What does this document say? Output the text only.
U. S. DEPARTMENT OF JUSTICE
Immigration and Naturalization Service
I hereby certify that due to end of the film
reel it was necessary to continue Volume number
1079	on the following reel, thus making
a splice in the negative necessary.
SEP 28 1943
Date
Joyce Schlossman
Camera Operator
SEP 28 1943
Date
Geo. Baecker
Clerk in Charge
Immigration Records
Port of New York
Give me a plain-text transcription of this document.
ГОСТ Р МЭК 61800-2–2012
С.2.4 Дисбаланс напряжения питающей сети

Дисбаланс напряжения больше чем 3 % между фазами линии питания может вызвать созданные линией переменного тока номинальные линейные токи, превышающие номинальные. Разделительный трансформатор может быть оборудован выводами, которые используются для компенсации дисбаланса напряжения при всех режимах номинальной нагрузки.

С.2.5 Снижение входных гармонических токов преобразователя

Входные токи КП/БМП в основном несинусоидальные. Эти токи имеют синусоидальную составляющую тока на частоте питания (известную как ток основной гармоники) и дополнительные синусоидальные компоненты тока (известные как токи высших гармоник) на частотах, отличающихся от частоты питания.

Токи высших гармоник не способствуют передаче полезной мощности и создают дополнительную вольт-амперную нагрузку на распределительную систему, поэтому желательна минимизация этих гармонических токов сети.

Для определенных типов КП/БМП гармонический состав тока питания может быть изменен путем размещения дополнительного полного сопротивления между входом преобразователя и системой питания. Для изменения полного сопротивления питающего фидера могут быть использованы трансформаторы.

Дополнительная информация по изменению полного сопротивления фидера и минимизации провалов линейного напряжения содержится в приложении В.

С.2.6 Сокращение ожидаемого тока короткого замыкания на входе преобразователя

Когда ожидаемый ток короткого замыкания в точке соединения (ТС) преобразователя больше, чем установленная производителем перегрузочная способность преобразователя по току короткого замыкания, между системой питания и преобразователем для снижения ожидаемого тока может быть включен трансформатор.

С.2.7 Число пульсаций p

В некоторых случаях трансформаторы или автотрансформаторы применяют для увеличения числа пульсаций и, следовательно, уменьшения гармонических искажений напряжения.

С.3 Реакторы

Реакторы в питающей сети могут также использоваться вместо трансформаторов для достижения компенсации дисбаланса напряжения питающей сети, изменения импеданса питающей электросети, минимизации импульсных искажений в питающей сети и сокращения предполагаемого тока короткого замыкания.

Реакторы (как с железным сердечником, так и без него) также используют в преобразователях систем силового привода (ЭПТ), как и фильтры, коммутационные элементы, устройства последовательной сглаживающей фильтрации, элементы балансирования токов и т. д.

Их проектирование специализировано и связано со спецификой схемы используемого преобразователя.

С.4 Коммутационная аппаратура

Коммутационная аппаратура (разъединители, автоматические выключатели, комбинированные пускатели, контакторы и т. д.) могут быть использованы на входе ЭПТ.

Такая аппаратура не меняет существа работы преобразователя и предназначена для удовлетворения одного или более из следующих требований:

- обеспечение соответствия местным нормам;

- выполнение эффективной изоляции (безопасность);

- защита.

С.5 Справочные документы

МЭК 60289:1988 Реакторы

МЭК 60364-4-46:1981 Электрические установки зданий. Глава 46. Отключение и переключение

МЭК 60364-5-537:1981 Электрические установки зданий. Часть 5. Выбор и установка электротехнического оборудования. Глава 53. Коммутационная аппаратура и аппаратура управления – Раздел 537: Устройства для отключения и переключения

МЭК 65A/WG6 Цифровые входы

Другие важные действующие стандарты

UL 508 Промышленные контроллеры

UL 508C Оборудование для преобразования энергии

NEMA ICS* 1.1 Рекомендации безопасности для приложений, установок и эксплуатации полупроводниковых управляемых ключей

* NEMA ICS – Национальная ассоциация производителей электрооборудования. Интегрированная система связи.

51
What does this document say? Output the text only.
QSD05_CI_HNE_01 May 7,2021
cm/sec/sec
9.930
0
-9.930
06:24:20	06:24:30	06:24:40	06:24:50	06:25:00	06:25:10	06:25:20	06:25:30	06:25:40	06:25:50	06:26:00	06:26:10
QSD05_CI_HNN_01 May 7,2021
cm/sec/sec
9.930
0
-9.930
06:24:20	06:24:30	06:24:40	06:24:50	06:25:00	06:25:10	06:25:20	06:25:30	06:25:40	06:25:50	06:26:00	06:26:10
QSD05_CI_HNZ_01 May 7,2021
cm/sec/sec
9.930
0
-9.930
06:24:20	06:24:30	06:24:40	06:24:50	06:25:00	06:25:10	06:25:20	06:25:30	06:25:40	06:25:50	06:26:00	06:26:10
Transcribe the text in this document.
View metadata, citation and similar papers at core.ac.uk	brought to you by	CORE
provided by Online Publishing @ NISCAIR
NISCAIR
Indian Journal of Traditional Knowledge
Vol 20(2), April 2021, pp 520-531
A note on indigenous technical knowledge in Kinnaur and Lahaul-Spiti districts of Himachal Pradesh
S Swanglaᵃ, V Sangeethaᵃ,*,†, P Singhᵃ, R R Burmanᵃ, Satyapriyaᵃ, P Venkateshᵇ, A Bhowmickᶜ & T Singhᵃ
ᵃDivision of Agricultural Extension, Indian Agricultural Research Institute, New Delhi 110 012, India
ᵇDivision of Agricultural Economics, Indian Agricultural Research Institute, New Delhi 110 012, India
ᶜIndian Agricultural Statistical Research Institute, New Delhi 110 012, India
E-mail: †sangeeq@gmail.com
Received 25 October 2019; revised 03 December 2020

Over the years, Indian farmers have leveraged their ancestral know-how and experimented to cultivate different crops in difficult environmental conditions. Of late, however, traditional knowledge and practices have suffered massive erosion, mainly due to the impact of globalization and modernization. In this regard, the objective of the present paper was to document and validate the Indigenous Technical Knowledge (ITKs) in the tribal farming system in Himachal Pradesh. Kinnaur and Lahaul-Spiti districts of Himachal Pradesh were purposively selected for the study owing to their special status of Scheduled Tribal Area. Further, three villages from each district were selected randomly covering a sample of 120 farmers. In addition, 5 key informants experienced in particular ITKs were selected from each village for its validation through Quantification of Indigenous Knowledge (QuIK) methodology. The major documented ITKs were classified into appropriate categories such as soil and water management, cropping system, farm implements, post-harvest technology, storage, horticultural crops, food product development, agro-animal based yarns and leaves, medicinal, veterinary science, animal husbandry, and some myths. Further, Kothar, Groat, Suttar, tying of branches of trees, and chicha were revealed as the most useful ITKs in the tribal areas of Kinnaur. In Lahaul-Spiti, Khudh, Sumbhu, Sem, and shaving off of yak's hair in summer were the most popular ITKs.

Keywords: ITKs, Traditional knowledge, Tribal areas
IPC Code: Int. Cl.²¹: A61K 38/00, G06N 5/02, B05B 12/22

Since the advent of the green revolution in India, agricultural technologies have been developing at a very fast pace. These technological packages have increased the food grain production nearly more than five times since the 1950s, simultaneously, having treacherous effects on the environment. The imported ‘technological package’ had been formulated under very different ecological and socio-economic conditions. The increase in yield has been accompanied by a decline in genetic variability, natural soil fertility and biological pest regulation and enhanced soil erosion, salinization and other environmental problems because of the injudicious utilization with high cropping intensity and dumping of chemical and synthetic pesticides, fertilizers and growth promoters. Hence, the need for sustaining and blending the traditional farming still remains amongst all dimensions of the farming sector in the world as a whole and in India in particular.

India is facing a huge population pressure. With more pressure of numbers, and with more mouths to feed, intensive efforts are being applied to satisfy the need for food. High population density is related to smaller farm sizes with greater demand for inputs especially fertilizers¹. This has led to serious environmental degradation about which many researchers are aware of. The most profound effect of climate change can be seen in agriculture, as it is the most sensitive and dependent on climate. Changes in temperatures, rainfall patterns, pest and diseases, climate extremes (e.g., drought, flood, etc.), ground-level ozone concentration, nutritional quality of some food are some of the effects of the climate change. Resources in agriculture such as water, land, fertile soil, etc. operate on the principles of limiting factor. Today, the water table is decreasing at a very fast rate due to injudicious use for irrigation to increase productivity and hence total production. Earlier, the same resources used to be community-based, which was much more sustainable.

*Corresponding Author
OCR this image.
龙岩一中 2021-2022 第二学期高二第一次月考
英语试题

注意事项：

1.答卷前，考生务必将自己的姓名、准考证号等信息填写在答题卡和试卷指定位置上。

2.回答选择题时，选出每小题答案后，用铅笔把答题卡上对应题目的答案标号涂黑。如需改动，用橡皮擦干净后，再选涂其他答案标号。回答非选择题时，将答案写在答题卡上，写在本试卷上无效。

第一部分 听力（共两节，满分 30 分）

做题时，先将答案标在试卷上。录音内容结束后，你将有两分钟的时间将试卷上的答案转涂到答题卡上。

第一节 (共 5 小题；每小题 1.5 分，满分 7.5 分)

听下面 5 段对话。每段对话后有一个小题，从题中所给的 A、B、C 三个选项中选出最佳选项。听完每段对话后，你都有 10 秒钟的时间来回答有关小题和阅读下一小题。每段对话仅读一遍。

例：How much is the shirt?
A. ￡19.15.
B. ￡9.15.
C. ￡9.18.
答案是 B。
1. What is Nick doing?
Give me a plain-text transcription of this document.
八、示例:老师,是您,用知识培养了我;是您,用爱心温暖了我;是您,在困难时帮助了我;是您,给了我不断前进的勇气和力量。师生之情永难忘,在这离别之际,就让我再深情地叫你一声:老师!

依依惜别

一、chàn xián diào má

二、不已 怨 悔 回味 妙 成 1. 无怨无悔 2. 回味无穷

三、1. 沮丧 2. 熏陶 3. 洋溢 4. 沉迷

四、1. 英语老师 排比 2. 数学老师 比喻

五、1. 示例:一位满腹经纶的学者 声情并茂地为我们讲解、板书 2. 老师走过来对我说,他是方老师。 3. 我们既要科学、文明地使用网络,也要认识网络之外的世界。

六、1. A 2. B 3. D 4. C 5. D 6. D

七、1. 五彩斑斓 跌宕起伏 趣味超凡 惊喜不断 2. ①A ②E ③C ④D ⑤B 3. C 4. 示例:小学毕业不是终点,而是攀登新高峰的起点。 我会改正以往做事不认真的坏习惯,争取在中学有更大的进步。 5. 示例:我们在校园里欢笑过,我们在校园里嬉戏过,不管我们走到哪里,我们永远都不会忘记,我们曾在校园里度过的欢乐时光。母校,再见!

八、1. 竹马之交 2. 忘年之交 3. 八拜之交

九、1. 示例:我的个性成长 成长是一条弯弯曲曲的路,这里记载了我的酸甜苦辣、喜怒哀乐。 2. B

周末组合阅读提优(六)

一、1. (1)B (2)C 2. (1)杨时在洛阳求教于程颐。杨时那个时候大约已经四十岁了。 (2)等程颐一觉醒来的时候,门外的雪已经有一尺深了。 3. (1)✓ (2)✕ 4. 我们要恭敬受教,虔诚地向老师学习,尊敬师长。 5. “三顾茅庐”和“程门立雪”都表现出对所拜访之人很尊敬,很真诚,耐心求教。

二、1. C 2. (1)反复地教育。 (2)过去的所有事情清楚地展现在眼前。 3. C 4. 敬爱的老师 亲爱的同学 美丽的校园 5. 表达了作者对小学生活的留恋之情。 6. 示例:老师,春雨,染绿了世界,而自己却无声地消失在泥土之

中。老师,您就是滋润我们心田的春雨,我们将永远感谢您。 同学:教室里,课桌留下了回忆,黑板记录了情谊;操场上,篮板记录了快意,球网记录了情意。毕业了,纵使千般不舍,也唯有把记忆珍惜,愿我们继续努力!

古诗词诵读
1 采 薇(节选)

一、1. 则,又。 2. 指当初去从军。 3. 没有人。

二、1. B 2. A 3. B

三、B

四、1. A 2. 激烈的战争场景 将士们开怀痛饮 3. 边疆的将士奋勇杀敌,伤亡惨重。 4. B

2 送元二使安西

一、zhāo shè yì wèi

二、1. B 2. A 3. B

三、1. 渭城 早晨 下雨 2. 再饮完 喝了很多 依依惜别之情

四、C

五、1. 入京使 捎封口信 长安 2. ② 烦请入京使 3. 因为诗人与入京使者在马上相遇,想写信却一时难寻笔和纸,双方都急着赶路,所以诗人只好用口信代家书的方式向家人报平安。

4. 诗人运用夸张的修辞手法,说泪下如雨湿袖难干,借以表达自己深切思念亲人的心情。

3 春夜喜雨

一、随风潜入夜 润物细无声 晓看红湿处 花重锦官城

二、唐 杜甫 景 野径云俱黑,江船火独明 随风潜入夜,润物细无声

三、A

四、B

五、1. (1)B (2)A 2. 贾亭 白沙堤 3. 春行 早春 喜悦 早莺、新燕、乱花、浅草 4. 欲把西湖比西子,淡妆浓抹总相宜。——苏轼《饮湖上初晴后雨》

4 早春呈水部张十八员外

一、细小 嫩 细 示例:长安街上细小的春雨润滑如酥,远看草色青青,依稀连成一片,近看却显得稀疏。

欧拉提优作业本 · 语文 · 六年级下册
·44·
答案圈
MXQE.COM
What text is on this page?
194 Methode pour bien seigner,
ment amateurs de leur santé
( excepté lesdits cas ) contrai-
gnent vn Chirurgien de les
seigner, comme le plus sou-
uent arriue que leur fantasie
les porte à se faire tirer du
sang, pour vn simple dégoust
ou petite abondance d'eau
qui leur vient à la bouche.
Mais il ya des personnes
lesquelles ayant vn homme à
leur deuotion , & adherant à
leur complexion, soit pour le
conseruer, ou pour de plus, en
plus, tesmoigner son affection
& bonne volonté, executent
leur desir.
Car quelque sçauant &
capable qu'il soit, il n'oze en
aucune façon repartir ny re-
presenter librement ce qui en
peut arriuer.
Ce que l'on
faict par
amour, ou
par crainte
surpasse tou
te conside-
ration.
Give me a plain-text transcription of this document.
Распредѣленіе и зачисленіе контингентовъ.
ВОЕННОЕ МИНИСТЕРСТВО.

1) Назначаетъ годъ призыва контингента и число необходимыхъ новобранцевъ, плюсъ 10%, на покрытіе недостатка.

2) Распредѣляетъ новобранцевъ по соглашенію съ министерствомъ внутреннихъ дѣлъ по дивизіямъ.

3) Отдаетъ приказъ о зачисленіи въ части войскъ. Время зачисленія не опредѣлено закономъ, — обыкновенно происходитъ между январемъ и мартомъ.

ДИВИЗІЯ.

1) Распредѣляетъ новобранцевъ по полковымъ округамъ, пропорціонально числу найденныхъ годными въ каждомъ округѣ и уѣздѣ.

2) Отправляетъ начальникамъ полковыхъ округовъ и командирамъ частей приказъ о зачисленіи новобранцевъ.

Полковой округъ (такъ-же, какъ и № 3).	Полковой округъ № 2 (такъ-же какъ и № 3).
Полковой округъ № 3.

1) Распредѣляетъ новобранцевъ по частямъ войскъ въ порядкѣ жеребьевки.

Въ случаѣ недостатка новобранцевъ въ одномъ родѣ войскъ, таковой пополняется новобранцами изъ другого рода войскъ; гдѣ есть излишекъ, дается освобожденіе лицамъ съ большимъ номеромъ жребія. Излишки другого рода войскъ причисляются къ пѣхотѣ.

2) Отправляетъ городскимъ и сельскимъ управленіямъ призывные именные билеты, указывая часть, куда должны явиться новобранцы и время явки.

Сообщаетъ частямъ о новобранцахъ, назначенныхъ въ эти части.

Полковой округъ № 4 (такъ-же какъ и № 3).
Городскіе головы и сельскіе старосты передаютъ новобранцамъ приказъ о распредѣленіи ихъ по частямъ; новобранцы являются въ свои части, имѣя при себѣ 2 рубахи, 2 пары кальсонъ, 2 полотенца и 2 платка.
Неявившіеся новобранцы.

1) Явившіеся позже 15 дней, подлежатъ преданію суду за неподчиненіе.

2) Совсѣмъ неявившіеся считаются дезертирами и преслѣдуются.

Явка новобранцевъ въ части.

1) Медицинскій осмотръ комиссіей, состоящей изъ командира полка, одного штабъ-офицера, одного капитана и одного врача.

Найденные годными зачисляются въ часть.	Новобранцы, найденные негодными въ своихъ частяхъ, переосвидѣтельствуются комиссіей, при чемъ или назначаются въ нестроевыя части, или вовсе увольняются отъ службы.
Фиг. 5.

____

- **EXERCISE**
Copy in full each line that holds the word "установки".

- **RESPONSE FOR THIS EXERCISE**
МЭК 60364-4-46:1981 Электрические установки зданий. Глава 46. Отключение и переключение
МЭК 60364-5-537:1981 Электрические установки зданий. Часть 5. Выбор и установка электротехнического оборудования. Глава 53. Коммутационная аппаратура и аппаратура управления – Раздел 537: Устройства для отключения и переключения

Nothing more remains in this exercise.